◆ Records for the task ◆
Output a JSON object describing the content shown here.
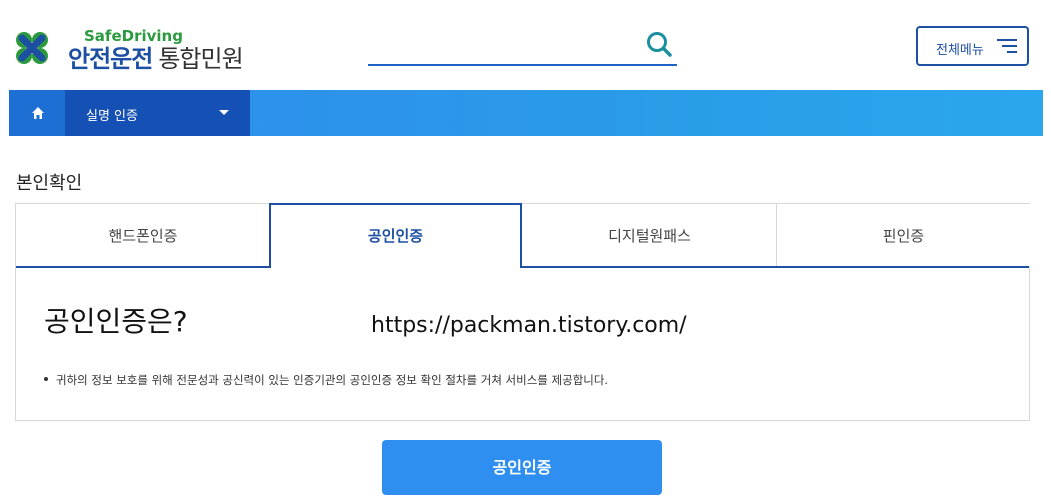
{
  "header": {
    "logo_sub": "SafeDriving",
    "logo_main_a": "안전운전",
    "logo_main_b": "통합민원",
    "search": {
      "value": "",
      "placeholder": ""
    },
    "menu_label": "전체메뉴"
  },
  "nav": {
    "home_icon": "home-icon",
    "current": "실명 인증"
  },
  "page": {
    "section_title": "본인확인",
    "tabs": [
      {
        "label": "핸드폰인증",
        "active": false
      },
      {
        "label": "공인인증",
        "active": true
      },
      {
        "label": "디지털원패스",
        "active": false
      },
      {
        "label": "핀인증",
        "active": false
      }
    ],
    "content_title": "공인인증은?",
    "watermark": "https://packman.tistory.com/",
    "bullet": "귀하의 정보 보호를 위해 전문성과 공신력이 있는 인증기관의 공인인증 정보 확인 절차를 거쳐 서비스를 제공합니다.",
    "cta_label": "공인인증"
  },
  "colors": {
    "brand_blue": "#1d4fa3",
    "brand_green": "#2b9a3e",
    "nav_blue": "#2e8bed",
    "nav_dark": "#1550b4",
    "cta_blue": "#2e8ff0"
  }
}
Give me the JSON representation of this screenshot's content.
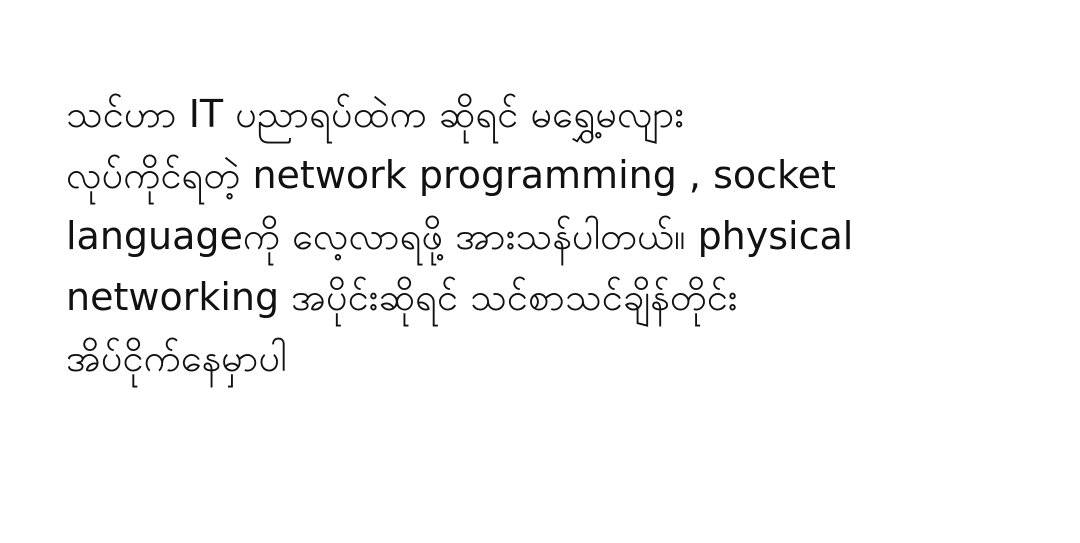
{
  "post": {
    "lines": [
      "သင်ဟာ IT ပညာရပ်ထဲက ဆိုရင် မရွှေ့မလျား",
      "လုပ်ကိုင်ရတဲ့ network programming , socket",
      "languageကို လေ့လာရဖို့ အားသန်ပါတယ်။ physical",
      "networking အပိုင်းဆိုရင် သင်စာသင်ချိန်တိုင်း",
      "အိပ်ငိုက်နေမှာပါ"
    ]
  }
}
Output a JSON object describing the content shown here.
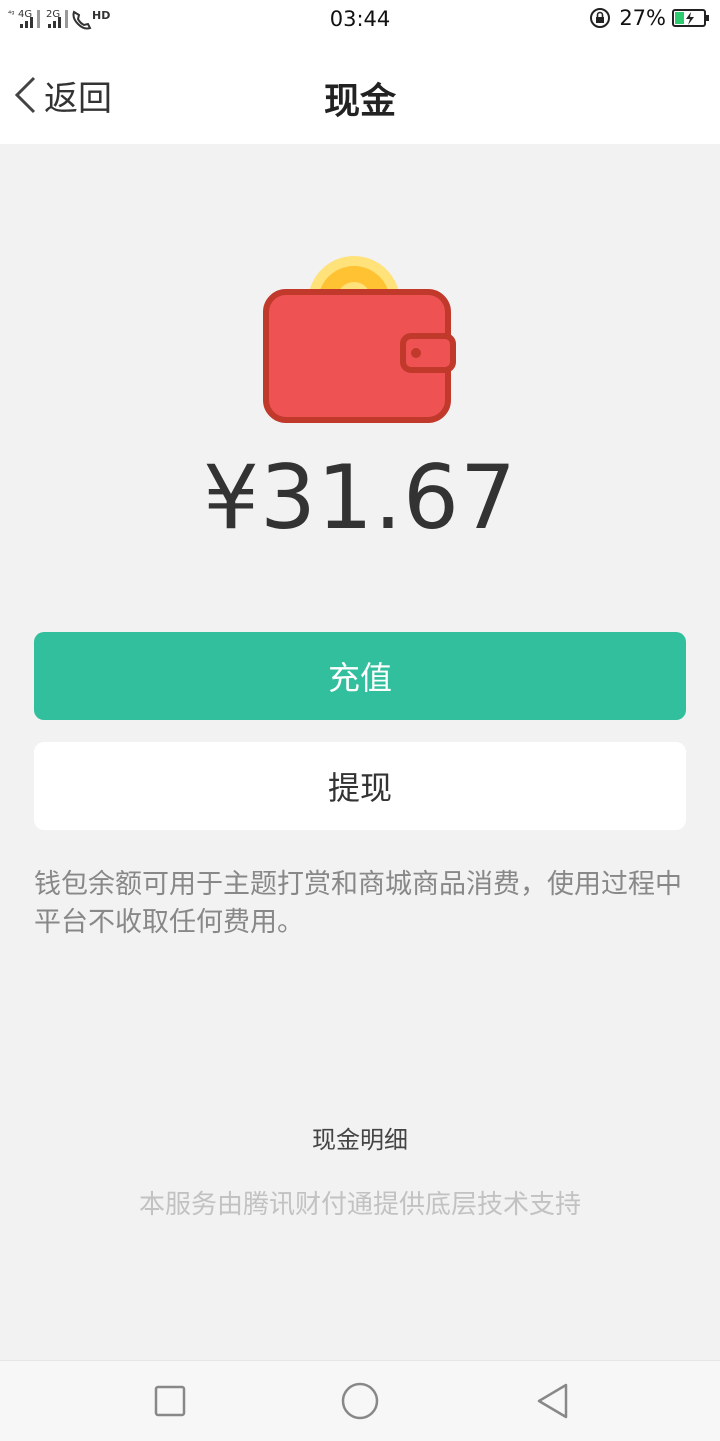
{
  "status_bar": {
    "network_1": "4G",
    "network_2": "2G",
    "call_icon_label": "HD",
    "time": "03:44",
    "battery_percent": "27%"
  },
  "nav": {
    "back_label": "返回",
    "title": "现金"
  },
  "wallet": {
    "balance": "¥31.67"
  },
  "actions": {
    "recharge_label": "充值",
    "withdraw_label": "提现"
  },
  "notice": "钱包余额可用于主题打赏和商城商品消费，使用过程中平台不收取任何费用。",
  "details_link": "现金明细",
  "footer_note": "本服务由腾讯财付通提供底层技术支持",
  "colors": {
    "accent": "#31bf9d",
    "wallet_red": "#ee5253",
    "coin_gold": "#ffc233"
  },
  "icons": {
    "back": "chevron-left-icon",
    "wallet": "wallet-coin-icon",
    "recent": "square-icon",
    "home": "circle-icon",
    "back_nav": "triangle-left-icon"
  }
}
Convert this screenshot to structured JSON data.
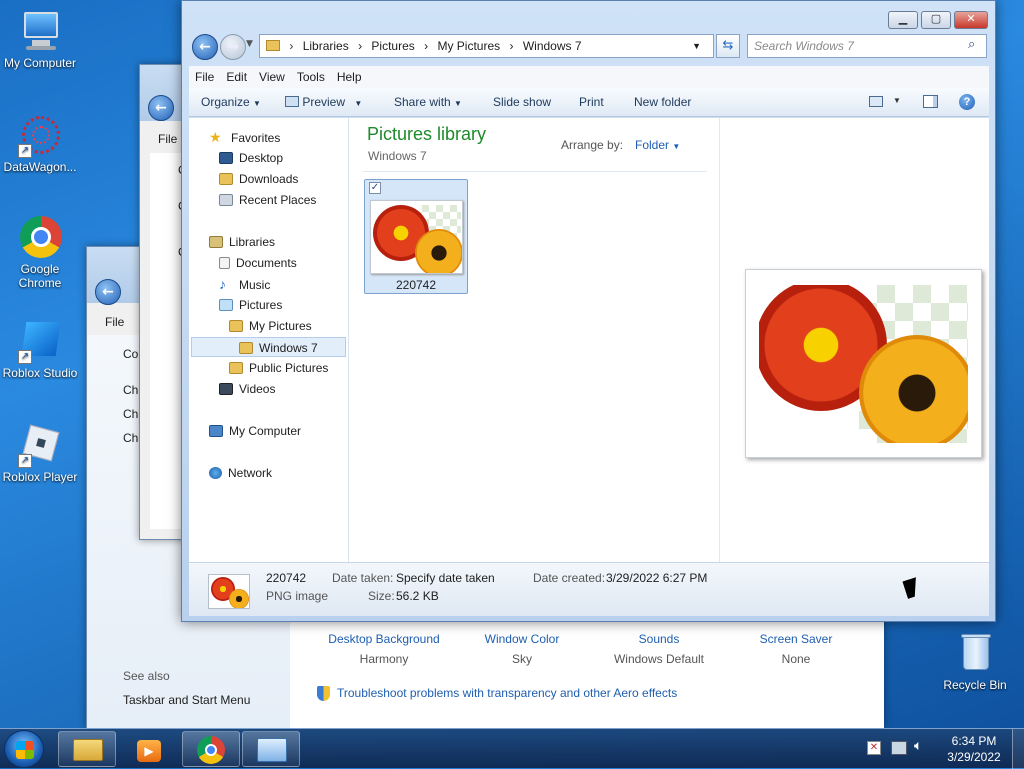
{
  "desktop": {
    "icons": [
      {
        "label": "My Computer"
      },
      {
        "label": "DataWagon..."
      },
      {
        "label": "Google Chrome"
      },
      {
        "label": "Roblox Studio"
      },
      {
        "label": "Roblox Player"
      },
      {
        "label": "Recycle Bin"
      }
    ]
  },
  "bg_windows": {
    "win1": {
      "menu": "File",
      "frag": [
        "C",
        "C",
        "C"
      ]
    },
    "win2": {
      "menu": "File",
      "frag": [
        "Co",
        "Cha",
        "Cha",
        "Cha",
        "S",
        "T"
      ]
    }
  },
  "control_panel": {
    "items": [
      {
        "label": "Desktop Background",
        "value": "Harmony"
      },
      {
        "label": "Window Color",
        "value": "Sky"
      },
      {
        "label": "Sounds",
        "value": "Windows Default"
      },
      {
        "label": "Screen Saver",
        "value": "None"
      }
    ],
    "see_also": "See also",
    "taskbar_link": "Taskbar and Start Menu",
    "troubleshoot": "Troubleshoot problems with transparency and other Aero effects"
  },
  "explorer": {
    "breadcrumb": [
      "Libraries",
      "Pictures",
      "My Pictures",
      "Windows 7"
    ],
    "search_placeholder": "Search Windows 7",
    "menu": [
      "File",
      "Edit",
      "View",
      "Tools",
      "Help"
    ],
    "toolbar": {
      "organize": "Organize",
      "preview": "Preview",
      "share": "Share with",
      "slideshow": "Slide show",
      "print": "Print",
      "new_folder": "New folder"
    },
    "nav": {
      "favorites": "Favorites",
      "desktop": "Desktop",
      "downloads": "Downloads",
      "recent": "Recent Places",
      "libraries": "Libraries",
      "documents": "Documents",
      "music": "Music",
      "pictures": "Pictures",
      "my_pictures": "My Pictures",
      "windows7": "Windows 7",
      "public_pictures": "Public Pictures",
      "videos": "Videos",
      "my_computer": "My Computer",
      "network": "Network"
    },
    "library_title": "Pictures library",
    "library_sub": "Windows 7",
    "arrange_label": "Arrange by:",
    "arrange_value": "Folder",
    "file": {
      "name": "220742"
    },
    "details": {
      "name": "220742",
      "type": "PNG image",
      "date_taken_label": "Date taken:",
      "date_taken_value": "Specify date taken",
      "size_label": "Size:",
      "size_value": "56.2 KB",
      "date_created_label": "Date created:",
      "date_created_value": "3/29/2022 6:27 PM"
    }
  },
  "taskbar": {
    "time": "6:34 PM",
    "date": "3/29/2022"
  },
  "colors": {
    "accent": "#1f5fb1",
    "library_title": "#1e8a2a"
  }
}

◆ What you should do ◆
Write the full listing out again with every line unchanged, but include no pictures.

◆ Answer below ◆
Output a JSON object describing the content shown here.
{
  "header": {
    "logo_sub": "SafeDriving",
    "logo_main_a": "안전운전",
    "logo_main_b": "통합민원",
    "search": {
      "value": "",
      "placeholder": ""
    },
    "menu_label": "전체메뉴"
  },
  "nav": {
    "home_icon": "home-icon",
    "current": "실명 인증"
  },
  "page": {
    "section_title": "본인확인",
    "tabs": [
      {
        "label": "핸드폰인증",
        "active": false
      },
      {
        "label": "공인인증",
        "active": true
      },
      {
        "label": "디지털원패스",
        "active": false
      },
      {
        "label": "핀인증",
        "active": false
      }
    ],
    "content_title": "공인인증은?",
    "watermark": "https://packman.tistory.com/",
    "bullet": "귀하의 정보 보호를 위해 전문성과 공신력이 있는 인증기관의 공인인증 정보 확인 절차를 거쳐 서비스를 제공합니다.",
    "cta_label": "공인인증"
  },
  "colors": {
    "brand_blue": "#1d4fa3",
    "brand_green": "#2b9a3e",
    "nav_blue": "#2e8bed",
    "nav_dark": "#1550b4",
    "cta_blue": "#2e8ff0"
  }
}
Give me the JSON representation of this screenshot's content.
{
  "post": {
    "lines": [
      "သင်ဟာ IT ပညာရပ်ထဲက ဆိုရင် မရွှေ့မလျား",
      "လုပ်ကိုင်ရတဲ့ network programming , socket",
      "languageကို လေ့လာရဖို့ အားသန်ပါတယ်။ physical",
      "networking အပိုင်းဆိုရင် သင်စာသင်ချိန်တိုင်း",
      "အိပ်ငိုက်နေမှာပါ"
    ]
  }
}
Output a JSON object describing the content shown here.
{
  "status_bar": {
    "network_1": "4G",
    "network_2": "2G",
    "call_icon_label": "HD",
    "time": "03:44",
    "battery_percent": "27%"
  },
  "nav": {
    "back_label": "返回",
    "title": "现金"
  },
  "wallet": {
    "balance": "¥31.67"
  },
  "actions": {
    "recharge_label": "充值",
    "withdraw_label": "提现"
  },
  "notice": "钱包余额可用于主题打赏和商城商品消费，使用过程中平台不收取任何费用。",
  "details_link": "现金明细",
  "footer_note": "本服务由腾讯财付通提供底层技术支持",
  "colors": {
    "accent": "#31bf9d",
    "wallet_red": "#ee5253",
    "coin_gold": "#ffc233"
  },
  "icons": {
    "back": "chevron-left-icon",
    "wallet": "wallet-coin-icon",
    "recent": "square-icon",
    "home": "circle-icon",
    "back_nav": "triangle-left-icon"
  }
}
Convert this screenshot to structured JSON data.
{
  "desktop": {
    "icons": [
      {
        "label": "My Computer"
      },
      {
        "label": "DataWagon..."
      },
      {
        "label": "Google Chrome"
      },
      {
        "label": "Roblox Studio"
      },
      {
        "label": "Roblox Player"
      },
      {
        "label": "Recycle Bin"
      }
    ]
  },
  "bg_windows": {
    "win1": {
      "menu": "File",
      "frag": [
        "C",
        "C",
        "C"
      ]
    },
    "win2": {
      "menu": "File",
      "frag": [
        "Co",
        "Cha",
        "Cha",
        "Cha",
        "S",
        "T"
      ]
    }
  },
  "control_panel": {
    "items": [
      {
        "label": "Desktop Background",
        "value": "Harmony"
      },
      {
        "label": "Window Color",
        "value": "Sky"
      },
      {
        "label": "Sounds",
        "value": "Windows Default"
      },
      {
        "label": "Screen Saver",
        "value": "None"
      }
    ],
    "see_also": "See also",
    "taskbar_link": "Taskbar and Start Menu",
    "troubleshoot": "Troubleshoot problems with transparency and other Aero effects"
  },
  "explorer": {
    "breadcrumb": [
      "Libraries",
      "Pictures",
      "My Pictures",
      "Windows 7"
    ],
    "search_placeholder": "Search Windows 7",
    "menu": [
      "File",
      "Edit",
      "View",
      "Tools",
      "Help"
    ],
    "toolbar": {
      "organize": "Organize",
      "preview": "Preview",
      "share": "Share with",
      "slideshow": "Slide show",
      "print": "Print",
      "new_folder": "New folder"
    },
    "nav": {
      "favorites": "Favorites",
      "desktop": "Desktop",
      "downloads": "Downloads",
      "recent": "Recent Places",
      "libraries": "Libraries",
      "documents": "Documents",
      "music": "Music",
      "pictures": "Pictures",
      "my_pictures": "My Pictures",
      "windows7": "Windows 7",
      "public_pictures": "Public Pictures",
      "videos": "Videos",
      "my_computer": "My Computer",
      "network": "Network"
    },
    "library_title": "Pictures library",
    "library_sub": "Windows 7",
    "arrange_label": "Arrange by:",
    "arrange_value": "Folder",
    "file": {
      "name": "220742"
    },
    "details": {
      "name": "220742",
      "type": "PNG image",
      "date_taken_label": "Date taken:",
      "date_taken_value": "Specify date taken",
      "size_label": "Size:",
      "size_value": "56.2 KB",
      "date_created_label": "Date created:",
      "date_created_value": "3/29/2022 6:27 PM"
    }
  },
  "taskbar": {
    "time": "6:34 PM",
    "date": "3/29/2022"
  },
  "colors": {
    "accent": "#1f5fb1",
    "library_title": "#1e8a2a"
  }
}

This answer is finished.